* Given request
Find the line containing "Output the text content of this document." in the material below; copy that line and all following lines exactly.

* Provided entries
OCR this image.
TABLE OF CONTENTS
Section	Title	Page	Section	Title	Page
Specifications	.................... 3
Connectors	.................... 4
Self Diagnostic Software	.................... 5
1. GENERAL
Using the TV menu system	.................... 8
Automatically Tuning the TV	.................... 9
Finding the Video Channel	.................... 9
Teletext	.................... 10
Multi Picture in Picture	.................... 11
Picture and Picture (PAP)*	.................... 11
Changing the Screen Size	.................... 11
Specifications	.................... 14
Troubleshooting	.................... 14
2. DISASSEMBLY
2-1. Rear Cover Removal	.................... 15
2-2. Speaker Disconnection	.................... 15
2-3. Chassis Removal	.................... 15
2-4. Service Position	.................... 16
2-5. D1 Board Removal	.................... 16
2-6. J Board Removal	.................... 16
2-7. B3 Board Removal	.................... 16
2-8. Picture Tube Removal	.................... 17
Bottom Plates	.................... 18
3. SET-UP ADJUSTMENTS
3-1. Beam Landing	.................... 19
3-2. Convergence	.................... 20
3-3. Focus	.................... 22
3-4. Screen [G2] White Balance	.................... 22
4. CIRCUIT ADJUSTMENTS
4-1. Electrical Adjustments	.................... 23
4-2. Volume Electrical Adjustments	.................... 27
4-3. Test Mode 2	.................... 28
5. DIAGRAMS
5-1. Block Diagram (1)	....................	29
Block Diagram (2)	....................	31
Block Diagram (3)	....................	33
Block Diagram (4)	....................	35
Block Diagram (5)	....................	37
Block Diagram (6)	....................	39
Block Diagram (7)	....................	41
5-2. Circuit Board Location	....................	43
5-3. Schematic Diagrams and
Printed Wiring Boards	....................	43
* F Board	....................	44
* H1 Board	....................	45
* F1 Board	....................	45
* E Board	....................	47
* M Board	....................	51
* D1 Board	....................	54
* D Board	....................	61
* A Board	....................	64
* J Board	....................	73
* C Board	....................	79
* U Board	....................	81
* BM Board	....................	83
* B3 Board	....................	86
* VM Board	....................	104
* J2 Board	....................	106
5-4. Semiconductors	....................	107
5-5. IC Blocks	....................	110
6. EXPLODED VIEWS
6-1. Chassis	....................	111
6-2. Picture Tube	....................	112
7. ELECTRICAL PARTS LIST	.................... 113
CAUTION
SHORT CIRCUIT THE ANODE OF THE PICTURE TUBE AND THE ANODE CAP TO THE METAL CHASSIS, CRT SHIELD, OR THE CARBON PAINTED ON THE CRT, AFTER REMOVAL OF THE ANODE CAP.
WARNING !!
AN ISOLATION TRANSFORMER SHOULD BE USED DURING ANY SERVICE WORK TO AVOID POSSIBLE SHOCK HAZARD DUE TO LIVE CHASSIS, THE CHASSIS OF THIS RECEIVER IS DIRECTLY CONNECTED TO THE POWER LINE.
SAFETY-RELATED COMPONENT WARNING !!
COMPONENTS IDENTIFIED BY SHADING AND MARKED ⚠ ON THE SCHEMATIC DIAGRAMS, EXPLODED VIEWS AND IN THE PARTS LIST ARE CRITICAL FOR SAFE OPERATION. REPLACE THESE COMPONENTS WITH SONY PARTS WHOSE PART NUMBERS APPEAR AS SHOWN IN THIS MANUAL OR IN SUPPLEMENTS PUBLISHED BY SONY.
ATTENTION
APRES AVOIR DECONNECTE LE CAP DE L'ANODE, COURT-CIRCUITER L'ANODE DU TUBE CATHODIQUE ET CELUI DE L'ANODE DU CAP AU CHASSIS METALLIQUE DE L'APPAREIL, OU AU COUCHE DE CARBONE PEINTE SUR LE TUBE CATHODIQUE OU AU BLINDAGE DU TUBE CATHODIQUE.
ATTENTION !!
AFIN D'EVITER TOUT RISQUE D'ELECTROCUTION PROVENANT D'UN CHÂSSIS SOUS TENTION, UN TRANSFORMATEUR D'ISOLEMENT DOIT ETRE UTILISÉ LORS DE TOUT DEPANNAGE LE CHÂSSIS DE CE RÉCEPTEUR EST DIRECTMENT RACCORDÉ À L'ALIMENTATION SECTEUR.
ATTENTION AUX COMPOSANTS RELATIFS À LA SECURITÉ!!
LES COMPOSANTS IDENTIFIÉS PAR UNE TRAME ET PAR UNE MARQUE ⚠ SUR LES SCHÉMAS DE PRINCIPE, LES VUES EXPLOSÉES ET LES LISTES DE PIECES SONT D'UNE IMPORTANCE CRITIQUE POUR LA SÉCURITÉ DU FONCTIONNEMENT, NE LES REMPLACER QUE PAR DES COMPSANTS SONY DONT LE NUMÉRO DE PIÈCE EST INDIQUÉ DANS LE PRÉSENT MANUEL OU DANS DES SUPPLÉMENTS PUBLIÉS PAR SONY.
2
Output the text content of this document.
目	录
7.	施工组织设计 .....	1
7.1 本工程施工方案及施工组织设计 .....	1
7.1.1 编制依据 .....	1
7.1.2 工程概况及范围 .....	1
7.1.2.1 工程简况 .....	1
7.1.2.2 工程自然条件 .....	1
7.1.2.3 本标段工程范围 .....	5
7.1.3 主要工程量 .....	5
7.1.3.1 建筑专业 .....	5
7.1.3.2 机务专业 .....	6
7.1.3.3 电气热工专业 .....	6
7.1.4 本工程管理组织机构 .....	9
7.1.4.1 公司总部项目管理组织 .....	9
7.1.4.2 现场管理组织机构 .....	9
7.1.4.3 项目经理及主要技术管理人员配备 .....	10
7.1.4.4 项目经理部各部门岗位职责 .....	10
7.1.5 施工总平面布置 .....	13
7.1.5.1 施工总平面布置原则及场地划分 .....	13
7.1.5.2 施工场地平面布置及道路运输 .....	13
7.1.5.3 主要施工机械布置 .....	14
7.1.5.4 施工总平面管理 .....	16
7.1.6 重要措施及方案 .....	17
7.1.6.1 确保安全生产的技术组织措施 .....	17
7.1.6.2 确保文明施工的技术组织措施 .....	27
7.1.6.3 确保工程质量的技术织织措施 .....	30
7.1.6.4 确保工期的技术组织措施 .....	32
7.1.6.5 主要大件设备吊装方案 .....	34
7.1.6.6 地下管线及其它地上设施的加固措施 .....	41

* Output for this exercise
Output the text content of this document.
目	录
7.	施工组织设计 .....	1
7.1 本工程施工方案及施工组织设计 .....	1
7.1.1 编制依据 .....	1
7.1.2 工程概况及范围 .....	1
7.1.2.1 工程简况 .....	1
7.1.2.2 工程自然条件 .....	1
7.1.2.3 本标段工程范围 .....	5
7.1.3 主要工程量 .....	5
7.1.3.1 建筑专业 .....	5
7.1.3.2 机务专业 .....	6
7.1.3.3 电气热工专业 .....	6
7.1.4 本工程管理组织机构 .....	9
7.1.4.1 公司总部项目管理组织 .....	9
7.1.4.2 现场管理组织机构 .....	9
7.1.4.3 项目经理及主要技术管理人员配备 .....	10
7.1.4.4 项目经理部各部门岗位职责 .....	10
7.1.5 施工总平面布置 .....	13
7.1.5.1 施工总平面布置原则及场地划分 .....	13
7.1.5.2 施工场地平面布置及道路运输 .....	13
7.1.5.3 主要施工机械布置 .....	14
7.1.5.4 施工总平面管理 .....	16
7.1.6 重要措施及方案 .....	17
7.1.6.1 确保安全生产的技术组织措施 .....	17
7.1.6.2 确保文明施工的技术组织措施 .....	27
7.1.6.3 确保工程质量的技术织织措施 .....	30
7.1.6.4 确保工期的技术组织措施 .....	32
7.1.6.5 主要大件设备吊装方案 .....	34
7.1.6.6 地下管线及其它地上设施的加固措施 .....	41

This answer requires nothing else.